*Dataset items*
---+---

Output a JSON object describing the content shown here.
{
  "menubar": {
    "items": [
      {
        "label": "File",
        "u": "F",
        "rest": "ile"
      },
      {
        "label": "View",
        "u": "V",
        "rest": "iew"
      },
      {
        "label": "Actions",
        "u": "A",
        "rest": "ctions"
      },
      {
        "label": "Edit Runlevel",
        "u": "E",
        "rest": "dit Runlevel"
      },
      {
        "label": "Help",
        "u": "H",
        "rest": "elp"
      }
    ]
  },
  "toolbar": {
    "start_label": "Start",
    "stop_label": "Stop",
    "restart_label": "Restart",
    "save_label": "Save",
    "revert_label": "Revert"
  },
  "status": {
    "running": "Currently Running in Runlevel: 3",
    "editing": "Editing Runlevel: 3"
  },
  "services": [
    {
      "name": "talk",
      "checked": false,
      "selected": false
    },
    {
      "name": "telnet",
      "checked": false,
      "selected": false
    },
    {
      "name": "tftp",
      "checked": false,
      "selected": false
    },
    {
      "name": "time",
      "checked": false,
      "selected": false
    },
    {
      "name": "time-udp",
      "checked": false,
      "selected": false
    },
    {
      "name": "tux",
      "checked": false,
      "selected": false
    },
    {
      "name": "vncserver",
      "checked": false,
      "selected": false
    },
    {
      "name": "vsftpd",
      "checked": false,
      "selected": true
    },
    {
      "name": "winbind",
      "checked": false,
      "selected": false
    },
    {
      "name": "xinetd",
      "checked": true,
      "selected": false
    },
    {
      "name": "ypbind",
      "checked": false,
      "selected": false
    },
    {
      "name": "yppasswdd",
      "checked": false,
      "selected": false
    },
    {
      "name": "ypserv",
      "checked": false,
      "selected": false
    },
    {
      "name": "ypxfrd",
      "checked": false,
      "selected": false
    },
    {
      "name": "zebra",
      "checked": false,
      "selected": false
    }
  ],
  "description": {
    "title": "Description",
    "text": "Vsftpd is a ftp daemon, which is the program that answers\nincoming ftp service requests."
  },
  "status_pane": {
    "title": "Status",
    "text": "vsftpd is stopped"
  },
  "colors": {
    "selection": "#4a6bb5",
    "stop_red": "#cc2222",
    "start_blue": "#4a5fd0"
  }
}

---+---

*Exercise instructions*
For the entries shown above, give the number of lines that include the word "Runlevel", without any other text.

*Output of the task*
4